> _Stated exercise_:
Your task is to transcribe the entries below exactly, beginning with the line containing "Output a JSON" and ending with the final line, and to add nothing else.

> _Recorded data_:
begin
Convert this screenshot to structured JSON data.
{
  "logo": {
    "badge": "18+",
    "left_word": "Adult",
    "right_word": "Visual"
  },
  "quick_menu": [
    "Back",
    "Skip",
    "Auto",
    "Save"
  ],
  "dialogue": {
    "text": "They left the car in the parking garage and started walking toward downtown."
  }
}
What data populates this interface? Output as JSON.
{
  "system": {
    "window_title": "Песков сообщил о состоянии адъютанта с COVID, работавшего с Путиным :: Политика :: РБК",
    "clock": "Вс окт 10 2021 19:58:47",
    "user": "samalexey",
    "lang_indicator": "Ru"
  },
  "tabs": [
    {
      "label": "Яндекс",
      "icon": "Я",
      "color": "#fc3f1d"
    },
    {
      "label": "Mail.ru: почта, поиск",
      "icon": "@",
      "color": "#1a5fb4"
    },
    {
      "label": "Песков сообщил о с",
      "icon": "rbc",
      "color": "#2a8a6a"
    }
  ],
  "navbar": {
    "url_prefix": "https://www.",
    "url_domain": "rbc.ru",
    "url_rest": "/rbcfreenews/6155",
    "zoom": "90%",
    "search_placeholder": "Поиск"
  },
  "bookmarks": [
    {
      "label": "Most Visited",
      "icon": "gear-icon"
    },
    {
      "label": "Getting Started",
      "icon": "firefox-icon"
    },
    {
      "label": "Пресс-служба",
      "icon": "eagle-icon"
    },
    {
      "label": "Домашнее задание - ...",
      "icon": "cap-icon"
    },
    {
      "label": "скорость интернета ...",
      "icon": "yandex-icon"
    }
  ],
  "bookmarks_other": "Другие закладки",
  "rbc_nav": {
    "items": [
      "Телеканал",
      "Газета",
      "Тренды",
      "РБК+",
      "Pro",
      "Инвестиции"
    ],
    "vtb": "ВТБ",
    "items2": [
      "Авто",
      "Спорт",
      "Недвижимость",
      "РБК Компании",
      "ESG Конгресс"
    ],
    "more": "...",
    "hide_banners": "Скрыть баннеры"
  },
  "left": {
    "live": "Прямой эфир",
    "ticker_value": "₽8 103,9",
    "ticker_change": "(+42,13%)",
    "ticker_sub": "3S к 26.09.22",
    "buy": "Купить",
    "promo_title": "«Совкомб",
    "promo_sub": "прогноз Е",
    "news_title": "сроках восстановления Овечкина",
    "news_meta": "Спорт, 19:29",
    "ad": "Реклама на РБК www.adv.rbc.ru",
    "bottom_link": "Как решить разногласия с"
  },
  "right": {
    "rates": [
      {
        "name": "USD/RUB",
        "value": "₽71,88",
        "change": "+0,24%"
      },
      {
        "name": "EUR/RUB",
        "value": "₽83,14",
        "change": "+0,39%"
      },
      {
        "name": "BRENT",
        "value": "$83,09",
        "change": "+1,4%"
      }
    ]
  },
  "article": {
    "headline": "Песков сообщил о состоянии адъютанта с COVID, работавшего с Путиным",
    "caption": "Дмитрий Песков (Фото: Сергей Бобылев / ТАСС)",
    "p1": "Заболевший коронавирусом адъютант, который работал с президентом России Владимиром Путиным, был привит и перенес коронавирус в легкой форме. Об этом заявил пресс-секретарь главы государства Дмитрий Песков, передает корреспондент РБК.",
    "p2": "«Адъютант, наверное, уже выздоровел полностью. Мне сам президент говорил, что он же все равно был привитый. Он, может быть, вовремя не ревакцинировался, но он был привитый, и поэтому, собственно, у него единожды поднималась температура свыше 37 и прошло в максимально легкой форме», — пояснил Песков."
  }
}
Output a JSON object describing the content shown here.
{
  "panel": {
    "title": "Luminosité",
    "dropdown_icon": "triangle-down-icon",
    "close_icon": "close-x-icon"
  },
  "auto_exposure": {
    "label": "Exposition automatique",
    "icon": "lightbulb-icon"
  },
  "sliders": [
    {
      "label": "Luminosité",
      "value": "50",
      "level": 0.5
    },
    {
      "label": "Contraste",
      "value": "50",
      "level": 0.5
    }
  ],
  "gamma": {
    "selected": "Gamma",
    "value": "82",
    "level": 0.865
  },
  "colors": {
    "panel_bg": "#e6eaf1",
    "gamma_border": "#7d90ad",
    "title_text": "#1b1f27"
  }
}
end
> _Solution to the problem_:
Output a JSON object describing the content shown here.
{
  "panel": {
    "title": "Luminosité",
    "dropdown_icon": "triangle-down-icon",
    "close_icon": "close-x-icon"
  },
  "auto_exposure": {
    "label": "Exposition automatique",
    "icon": "lightbulb-icon"
  },
  "sliders": [
    {
      "label": "Luminosité",
      "value": "50",
      "level": 0.5
    },
    {
      "label": "Contraste",
      "value": "50",
      "level": 0.5
    }
  ],
  "gamma": {
    "selected": "Gamma",
    "value": "82",
    "level": 0.865
  },
  "colors": {
    "panel_bg": "#e6eaf1",
    "gamma_border": "#7d90ad",
    "title_text": "#1b1f27"
  }
}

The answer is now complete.